WHAT THIS TASK INVOLVES -> Give the data below again exactly as written, without its pictures.
---------- MATERIAL
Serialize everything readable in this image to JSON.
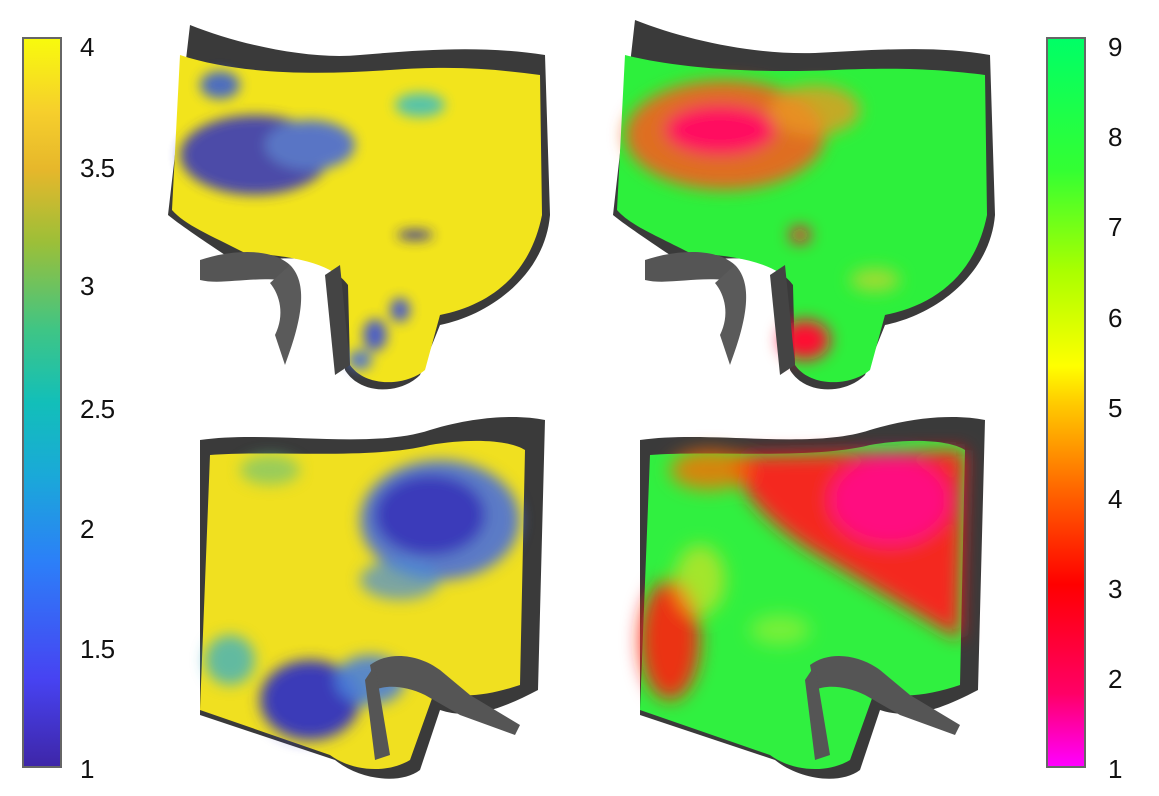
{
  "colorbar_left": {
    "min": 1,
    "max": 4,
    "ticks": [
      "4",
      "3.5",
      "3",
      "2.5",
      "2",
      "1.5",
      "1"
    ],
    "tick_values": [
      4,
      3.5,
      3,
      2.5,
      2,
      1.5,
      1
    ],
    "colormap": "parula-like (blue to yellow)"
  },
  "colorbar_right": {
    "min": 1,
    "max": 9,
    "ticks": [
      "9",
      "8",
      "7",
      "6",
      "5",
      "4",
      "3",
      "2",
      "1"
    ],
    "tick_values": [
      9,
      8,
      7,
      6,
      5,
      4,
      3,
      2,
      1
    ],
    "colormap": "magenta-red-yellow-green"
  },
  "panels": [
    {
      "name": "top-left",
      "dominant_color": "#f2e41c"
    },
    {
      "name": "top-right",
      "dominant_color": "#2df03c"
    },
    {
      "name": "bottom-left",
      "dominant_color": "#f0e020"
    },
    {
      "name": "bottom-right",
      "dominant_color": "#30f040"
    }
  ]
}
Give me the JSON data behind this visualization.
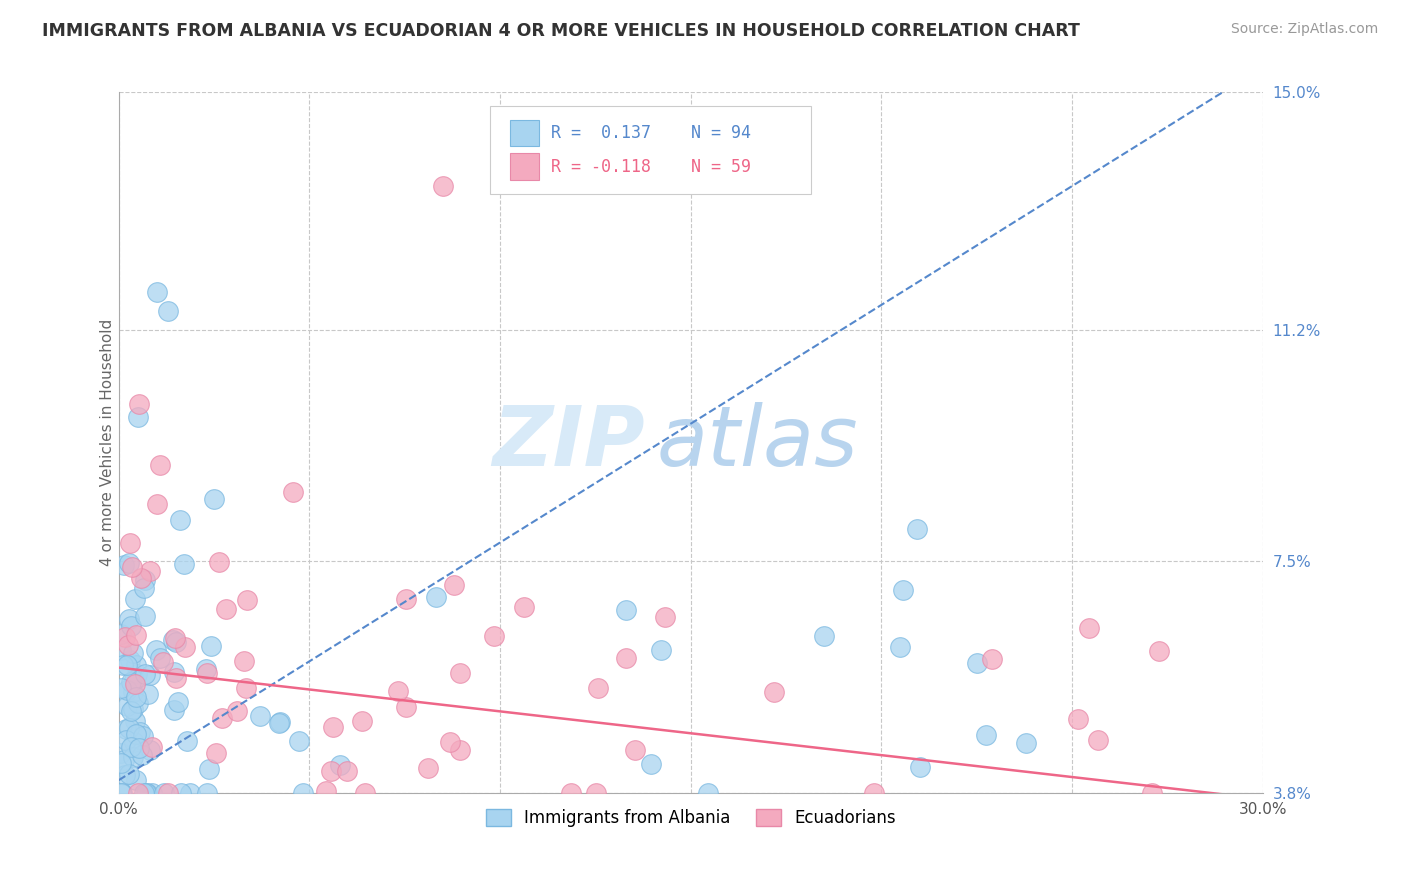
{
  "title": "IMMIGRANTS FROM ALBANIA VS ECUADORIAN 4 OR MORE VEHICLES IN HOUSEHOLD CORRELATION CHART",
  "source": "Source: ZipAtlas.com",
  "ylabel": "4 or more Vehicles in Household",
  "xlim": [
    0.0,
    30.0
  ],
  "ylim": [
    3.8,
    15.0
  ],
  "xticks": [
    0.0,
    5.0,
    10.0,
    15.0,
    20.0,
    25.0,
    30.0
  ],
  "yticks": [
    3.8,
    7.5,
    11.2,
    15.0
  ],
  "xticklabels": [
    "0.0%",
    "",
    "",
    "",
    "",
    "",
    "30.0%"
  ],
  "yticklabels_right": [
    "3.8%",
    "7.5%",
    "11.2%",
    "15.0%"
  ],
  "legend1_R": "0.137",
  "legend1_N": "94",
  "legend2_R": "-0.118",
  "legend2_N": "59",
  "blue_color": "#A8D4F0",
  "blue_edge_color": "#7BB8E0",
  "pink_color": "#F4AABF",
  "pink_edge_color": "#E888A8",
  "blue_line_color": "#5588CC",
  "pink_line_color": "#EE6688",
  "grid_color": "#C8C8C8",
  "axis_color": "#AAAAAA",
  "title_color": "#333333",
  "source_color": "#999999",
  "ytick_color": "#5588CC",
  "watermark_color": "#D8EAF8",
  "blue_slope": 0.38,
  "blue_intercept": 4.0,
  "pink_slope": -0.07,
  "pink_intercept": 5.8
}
--------------------
TASK SOLUTION ->
Serialize everything readable in this image to JSON.
{
  "colorbar_left": {
    "min": 1,
    "max": 4,
    "ticks": [
      "4",
      "3.5",
      "3",
      "2.5",
      "2",
      "1.5",
      "1"
    ],
    "tick_values": [
      4,
      3.5,
      3,
      2.5,
      2,
      1.5,
      1
    ],
    "colormap": "parula-like (blue to yellow)"
  },
  "colorbar_right": {
    "min": 1,
    "max": 9,
    "ticks": [
      "9",
      "8",
      "7",
      "6",
      "5",
      "4",
      "3",
      "2",
      "1"
    ],
    "tick_values": [
      9,
      8,
      7,
      6,
      5,
      4,
      3,
      2,
      1
    ],
    "colormap": "magenta-red-yellow-green"
  },
  "panels": [
    {
      "name": "top-left",
      "dominant_color": "#f2e41c"
    },
    {
      "name": "top-right",
      "dominant_color": "#2df03c"
    },
    {
      "name": "bottom-left",
      "dominant_color": "#f0e020"
    },
    {
      "name": "bottom-right",
      "dominant_color": "#30f040"
    }
  ]
}
Give me the JSON data behind this visualization.
{
  "title": "IMMIGRANTS FROM ALBANIA VS ECUADORIAN 4 OR MORE VEHICLES IN HOUSEHOLD CORRELATION CHART",
  "source": "Source: ZipAtlas.com",
  "ylabel": "4 or more Vehicles in Household",
  "xlim": [
    0.0,
    30.0
  ],
  "ylim": [
    3.8,
    15.0
  ],
  "xticks": [
    0.0,
    5.0,
    10.0,
    15.0,
    20.0,
    25.0,
    30.0
  ],
  "yticks": [
    3.8,
    7.5,
    11.2,
    15.0
  ],
  "xticklabels": [
    "0.0%",
    "",
    "",
    "",
    "",
    "",
    "30.0%"
  ],
  "yticklabels_right": [
    "3.8%",
    "7.5%",
    "11.2%",
    "15.0%"
  ],
  "legend1_R": "0.137",
  "legend1_N": "94",
  "legend2_R": "-0.118",
  "legend2_N": "59",
  "blue_color": "#A8D4F0",
  "blue_edge_color": "#7BB8E0",
  "pink_color": "#F4AABF",
  "pink_edge_color": "#E888A8",
  "blue_line_color": "#5588CC",
  "pink_line_color": "#EE6688",
  "grid_color": "#C8C8C8",
  "axis_color": "#AAAAAA",
  "title_color": "#333333",
  "source_color": "#999999",
  "ytick_color": "#5588CC",
  "watermark_color": "#D8EAF8",
  "blue_slope": 0.38,
  "blue_intercept": 4.0,
  "pink_slope": -0.07,
  "pink_intercept": 5.8
}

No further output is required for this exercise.